Begin

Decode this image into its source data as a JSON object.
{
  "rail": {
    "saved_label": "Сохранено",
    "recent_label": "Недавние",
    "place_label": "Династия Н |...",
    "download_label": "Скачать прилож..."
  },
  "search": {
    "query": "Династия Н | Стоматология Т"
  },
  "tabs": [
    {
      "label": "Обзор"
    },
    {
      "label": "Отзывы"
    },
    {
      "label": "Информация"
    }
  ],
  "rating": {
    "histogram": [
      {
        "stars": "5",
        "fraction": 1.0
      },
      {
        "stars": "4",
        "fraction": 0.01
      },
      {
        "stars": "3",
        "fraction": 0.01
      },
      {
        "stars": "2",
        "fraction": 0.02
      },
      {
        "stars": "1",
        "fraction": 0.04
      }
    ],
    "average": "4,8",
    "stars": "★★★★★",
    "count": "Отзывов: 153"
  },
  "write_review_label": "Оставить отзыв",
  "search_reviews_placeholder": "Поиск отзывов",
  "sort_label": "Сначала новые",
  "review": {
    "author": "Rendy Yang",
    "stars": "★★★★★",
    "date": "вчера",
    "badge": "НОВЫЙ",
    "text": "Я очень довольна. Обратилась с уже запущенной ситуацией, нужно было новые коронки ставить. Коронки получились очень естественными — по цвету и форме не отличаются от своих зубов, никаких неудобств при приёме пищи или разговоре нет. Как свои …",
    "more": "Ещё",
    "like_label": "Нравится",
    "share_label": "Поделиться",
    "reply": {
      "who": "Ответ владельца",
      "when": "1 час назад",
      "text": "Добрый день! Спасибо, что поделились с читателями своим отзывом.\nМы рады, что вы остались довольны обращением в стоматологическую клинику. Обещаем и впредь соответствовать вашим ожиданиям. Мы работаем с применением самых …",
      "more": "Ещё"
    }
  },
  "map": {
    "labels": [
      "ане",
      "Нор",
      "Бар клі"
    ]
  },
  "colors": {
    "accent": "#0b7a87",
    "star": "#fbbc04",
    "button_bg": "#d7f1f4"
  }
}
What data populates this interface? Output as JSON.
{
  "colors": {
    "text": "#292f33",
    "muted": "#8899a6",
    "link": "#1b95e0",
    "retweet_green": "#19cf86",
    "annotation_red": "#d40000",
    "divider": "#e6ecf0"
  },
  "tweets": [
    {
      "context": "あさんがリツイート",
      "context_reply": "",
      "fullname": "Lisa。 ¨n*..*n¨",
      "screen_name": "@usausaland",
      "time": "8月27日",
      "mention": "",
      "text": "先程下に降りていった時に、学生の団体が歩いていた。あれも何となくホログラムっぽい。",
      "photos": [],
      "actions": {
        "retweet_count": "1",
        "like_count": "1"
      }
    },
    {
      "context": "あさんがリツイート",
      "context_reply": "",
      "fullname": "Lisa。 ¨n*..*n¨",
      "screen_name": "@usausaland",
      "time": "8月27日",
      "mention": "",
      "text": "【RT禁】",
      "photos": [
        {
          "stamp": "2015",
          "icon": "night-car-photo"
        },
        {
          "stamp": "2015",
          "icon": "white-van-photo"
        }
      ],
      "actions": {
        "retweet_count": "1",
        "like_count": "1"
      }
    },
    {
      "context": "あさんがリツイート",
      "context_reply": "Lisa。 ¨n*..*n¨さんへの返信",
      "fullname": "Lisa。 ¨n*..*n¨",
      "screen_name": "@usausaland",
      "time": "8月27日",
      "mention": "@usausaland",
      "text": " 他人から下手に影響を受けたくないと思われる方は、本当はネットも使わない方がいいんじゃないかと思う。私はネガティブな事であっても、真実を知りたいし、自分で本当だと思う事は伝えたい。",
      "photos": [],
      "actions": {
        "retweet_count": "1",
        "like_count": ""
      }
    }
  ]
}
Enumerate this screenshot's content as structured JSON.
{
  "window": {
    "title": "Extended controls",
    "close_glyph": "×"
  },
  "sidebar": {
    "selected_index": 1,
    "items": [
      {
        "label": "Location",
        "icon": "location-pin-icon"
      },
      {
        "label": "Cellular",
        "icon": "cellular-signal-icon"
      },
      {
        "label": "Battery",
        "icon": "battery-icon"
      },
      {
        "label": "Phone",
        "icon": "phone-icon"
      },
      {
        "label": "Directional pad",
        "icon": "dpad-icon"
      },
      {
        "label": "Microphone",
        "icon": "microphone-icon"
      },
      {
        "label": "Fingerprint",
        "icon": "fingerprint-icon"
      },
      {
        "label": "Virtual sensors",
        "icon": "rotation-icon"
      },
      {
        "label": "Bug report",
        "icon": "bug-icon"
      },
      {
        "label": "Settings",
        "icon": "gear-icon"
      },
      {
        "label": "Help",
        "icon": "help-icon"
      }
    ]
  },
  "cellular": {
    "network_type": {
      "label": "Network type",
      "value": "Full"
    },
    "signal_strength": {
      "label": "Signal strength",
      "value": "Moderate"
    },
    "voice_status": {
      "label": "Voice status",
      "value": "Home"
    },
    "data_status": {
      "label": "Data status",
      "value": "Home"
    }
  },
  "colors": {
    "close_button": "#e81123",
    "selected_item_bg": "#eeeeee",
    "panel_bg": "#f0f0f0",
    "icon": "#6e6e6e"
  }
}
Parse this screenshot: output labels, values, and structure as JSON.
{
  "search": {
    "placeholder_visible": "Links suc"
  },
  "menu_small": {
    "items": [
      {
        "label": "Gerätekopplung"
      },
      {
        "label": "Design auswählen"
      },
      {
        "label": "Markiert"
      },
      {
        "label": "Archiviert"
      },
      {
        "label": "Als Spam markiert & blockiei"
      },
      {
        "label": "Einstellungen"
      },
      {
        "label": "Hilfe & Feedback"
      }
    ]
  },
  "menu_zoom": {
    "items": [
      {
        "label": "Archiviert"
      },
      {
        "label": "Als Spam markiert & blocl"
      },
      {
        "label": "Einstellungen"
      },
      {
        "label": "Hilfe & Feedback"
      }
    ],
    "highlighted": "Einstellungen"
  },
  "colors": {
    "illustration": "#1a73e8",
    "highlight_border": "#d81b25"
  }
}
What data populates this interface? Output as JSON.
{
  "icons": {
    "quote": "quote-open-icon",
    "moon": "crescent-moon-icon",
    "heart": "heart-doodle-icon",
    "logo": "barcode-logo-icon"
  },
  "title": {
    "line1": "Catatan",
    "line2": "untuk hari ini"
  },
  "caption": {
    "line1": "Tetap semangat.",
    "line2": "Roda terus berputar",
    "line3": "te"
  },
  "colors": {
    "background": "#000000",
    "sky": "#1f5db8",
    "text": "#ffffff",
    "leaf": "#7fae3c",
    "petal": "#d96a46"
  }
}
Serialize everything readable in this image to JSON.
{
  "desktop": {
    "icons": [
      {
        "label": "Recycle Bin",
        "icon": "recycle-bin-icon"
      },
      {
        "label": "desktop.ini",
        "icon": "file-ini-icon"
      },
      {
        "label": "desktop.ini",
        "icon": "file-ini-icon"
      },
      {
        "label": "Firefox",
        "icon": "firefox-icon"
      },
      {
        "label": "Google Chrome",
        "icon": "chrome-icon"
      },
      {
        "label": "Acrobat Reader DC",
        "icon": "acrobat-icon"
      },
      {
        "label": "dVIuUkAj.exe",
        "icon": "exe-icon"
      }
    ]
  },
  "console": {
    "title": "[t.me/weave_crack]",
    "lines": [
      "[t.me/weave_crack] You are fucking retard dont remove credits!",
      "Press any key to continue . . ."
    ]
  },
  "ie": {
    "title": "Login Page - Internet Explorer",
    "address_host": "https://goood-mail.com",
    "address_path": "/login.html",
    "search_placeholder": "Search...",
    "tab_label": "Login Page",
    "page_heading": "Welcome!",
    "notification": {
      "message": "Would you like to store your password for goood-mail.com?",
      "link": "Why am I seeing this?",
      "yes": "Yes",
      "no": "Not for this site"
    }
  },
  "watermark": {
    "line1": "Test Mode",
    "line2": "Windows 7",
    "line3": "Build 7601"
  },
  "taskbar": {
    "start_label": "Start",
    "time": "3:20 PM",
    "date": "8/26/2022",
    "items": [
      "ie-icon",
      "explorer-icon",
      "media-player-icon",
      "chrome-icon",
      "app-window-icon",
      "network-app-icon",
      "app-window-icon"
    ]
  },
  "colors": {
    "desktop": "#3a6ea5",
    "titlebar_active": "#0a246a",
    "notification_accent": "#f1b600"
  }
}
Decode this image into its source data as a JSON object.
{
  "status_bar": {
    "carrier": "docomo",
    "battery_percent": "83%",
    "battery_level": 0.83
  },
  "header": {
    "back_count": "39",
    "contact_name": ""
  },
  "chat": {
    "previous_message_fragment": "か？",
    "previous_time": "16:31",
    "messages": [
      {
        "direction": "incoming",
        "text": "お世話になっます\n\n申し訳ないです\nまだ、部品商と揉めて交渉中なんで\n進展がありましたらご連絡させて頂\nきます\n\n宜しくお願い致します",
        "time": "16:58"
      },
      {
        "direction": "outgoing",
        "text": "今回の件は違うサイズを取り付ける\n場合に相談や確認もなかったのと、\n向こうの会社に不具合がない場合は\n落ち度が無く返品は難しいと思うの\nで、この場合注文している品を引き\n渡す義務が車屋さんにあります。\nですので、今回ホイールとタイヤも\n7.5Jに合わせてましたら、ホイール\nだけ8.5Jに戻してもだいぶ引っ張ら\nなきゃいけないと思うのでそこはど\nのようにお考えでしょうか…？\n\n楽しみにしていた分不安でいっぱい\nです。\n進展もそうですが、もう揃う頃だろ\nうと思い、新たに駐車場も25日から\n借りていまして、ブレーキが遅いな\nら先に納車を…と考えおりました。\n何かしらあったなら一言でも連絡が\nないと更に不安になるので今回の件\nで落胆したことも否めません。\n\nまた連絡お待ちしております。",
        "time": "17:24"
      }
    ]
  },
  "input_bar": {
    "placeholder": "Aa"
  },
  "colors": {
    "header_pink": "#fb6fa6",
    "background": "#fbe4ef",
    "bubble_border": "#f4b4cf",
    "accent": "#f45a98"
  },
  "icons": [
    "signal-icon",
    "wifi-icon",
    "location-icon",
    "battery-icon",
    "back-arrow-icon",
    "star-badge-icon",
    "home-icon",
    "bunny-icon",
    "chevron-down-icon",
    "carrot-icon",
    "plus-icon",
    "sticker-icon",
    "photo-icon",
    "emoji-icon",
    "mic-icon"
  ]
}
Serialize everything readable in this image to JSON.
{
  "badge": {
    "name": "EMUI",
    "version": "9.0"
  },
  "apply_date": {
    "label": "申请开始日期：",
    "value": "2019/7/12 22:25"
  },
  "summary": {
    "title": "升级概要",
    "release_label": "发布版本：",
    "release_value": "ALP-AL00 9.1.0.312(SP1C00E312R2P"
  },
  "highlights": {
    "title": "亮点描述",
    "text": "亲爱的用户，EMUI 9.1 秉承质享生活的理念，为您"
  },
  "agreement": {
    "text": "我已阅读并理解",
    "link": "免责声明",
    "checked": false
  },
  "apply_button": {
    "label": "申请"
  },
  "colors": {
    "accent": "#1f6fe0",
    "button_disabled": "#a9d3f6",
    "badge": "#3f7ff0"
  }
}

End

How many lines in these entries hold the string "goood"? Answer with the number alone.

WRITTEN RESPONSE: 2